Tally the lines in the listing below that include "sous". Answer with the count and nothing more.

## Information provided:
┄┄┄┄┄┄

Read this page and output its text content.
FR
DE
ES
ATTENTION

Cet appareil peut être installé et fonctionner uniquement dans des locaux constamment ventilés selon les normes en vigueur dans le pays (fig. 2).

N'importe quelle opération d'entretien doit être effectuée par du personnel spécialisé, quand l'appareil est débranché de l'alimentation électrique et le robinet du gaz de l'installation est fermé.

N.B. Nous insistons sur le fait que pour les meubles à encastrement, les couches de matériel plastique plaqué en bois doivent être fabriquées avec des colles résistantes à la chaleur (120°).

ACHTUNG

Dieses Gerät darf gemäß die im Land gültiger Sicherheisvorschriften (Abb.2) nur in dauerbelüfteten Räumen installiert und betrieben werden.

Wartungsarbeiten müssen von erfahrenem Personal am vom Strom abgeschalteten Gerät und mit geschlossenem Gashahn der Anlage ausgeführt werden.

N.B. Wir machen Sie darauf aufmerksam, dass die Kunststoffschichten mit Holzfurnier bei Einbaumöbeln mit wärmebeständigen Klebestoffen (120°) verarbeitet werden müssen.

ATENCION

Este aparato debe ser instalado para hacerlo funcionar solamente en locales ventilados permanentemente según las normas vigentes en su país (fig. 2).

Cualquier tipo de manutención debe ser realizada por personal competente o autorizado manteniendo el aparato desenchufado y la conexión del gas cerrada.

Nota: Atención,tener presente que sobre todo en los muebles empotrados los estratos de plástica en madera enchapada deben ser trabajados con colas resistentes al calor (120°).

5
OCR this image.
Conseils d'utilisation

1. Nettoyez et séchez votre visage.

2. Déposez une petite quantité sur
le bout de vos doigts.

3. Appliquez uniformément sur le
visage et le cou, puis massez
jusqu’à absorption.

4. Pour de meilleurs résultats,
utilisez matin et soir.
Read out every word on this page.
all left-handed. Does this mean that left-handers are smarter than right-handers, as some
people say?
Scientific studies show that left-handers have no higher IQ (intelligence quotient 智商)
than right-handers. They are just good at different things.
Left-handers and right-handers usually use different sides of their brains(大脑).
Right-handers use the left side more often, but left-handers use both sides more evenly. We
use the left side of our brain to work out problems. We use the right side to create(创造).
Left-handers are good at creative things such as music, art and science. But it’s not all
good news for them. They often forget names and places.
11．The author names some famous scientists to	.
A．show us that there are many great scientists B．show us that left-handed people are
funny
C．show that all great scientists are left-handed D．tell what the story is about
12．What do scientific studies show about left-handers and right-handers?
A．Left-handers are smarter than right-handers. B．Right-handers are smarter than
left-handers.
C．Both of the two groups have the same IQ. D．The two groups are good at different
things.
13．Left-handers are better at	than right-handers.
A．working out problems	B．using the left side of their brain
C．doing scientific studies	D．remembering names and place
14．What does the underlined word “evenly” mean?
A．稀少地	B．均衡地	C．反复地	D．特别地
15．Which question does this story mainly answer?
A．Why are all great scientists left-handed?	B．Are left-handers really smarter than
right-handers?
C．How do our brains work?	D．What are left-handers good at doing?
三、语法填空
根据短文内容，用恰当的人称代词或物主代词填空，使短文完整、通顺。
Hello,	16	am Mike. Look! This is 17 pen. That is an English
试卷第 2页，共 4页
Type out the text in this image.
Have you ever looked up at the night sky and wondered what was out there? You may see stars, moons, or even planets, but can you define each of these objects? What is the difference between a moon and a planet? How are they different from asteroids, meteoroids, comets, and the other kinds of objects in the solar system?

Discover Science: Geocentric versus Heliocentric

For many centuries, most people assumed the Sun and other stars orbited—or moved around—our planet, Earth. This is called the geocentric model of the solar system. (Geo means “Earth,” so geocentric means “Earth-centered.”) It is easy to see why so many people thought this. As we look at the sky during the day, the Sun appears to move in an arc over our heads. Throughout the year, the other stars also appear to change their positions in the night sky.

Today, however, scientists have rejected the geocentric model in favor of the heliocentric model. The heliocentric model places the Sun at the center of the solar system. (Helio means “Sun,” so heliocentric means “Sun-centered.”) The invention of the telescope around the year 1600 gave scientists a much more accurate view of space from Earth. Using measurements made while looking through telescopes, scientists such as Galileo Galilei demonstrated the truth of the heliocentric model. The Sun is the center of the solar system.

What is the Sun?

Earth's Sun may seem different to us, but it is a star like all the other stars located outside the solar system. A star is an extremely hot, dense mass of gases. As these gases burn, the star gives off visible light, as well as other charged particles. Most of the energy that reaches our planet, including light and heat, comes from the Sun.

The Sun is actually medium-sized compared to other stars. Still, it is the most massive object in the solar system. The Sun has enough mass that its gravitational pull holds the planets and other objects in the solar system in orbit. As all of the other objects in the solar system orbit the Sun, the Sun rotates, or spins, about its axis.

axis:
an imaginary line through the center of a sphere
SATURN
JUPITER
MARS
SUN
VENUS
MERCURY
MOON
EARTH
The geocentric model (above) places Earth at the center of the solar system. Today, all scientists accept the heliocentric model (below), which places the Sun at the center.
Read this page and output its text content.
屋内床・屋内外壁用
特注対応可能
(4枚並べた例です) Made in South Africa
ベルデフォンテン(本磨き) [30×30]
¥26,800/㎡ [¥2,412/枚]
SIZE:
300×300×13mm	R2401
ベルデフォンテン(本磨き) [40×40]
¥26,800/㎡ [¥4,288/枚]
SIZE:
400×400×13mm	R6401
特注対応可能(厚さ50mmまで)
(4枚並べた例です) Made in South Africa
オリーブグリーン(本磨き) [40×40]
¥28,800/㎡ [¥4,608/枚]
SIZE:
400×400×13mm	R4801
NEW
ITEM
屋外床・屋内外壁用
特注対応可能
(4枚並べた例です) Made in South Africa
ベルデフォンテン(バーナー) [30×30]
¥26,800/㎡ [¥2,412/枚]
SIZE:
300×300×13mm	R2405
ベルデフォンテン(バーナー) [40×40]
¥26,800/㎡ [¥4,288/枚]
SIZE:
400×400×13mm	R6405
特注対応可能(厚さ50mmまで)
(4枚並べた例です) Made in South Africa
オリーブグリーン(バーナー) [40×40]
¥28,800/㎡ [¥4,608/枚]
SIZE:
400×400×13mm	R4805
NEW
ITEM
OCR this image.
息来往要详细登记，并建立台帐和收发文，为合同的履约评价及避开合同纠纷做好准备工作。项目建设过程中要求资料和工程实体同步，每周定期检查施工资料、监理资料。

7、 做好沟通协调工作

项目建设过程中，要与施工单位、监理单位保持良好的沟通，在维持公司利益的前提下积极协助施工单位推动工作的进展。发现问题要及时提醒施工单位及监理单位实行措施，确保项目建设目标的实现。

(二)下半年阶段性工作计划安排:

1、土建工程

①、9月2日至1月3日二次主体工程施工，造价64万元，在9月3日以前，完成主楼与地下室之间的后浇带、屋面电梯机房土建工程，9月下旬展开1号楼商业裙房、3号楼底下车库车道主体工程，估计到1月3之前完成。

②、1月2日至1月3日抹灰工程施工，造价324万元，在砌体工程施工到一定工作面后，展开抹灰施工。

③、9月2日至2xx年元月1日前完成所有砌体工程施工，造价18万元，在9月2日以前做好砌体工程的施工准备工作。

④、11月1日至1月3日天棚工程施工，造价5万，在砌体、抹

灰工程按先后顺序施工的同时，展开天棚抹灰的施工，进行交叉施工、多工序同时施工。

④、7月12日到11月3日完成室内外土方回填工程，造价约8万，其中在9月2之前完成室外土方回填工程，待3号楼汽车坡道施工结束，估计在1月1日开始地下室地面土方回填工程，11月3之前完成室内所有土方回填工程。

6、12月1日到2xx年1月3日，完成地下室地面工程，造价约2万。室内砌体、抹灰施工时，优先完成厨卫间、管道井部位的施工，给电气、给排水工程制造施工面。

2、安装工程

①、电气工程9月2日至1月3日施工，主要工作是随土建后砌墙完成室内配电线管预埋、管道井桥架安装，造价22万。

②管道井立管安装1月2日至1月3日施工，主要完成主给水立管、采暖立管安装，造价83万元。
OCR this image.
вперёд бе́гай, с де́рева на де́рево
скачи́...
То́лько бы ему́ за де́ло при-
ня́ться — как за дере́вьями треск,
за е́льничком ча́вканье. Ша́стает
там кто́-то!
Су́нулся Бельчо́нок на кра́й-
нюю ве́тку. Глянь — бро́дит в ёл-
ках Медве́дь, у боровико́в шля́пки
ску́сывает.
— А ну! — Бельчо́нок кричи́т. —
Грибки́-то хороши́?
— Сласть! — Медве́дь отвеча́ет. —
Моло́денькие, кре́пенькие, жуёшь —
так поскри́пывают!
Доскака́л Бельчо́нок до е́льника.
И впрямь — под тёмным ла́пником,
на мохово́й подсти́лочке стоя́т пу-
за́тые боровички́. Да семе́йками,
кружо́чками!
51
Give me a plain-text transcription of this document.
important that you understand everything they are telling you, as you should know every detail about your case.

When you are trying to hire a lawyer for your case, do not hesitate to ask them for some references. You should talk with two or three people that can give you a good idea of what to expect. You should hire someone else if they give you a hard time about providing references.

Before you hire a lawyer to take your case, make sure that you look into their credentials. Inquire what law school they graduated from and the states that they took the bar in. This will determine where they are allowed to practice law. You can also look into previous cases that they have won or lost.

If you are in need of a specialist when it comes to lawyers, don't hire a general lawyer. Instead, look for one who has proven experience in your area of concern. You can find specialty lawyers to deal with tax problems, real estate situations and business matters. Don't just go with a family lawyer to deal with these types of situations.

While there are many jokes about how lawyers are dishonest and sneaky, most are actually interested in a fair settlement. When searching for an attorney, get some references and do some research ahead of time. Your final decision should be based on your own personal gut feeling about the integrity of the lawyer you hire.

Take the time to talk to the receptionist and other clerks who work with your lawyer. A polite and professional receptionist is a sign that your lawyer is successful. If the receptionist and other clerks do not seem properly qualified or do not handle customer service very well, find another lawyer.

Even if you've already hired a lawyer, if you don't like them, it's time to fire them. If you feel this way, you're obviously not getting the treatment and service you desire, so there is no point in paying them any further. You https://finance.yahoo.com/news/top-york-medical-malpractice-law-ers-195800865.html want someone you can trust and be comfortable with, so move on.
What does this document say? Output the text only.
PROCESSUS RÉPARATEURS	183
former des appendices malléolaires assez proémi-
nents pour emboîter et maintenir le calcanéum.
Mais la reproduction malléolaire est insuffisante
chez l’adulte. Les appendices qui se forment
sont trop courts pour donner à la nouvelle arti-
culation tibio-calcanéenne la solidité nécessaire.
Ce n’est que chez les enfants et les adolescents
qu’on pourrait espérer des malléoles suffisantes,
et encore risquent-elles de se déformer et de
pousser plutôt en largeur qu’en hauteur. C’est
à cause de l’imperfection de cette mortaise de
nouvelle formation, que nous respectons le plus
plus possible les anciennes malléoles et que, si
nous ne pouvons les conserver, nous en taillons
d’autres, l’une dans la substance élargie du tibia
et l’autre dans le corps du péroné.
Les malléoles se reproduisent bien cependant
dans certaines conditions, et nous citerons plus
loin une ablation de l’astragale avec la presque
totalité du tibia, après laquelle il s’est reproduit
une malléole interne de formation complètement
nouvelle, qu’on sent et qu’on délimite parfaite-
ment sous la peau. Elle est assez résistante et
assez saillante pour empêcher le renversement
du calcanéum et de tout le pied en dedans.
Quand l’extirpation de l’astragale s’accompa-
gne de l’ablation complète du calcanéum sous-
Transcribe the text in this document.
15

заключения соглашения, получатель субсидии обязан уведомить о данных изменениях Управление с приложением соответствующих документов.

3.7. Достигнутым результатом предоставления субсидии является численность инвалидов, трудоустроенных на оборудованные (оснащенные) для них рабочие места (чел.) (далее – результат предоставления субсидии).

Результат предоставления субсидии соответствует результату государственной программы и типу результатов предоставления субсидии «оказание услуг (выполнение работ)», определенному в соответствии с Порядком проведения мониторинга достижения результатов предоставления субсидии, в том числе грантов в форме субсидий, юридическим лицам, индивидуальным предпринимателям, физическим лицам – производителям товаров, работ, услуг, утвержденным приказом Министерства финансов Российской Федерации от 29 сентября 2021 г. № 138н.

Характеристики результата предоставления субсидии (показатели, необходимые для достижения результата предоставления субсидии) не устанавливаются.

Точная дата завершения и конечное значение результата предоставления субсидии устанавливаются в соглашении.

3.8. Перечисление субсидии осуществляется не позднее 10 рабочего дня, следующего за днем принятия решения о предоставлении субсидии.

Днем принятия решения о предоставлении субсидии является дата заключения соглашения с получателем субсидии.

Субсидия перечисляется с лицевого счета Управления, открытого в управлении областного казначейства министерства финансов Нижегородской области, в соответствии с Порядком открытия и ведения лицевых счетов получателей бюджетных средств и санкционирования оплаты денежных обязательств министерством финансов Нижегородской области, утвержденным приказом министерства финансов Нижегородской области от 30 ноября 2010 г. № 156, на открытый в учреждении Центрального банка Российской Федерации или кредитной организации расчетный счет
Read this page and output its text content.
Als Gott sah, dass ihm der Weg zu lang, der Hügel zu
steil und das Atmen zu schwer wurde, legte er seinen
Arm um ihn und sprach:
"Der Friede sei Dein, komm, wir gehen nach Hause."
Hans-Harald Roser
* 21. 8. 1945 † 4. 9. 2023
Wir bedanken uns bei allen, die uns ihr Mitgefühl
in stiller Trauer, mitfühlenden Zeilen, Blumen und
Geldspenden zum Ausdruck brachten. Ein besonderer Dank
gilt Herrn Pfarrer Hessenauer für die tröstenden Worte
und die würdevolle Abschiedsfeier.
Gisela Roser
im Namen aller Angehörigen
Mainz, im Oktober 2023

┄┄┄┄┄┄

## Answer for the task:
2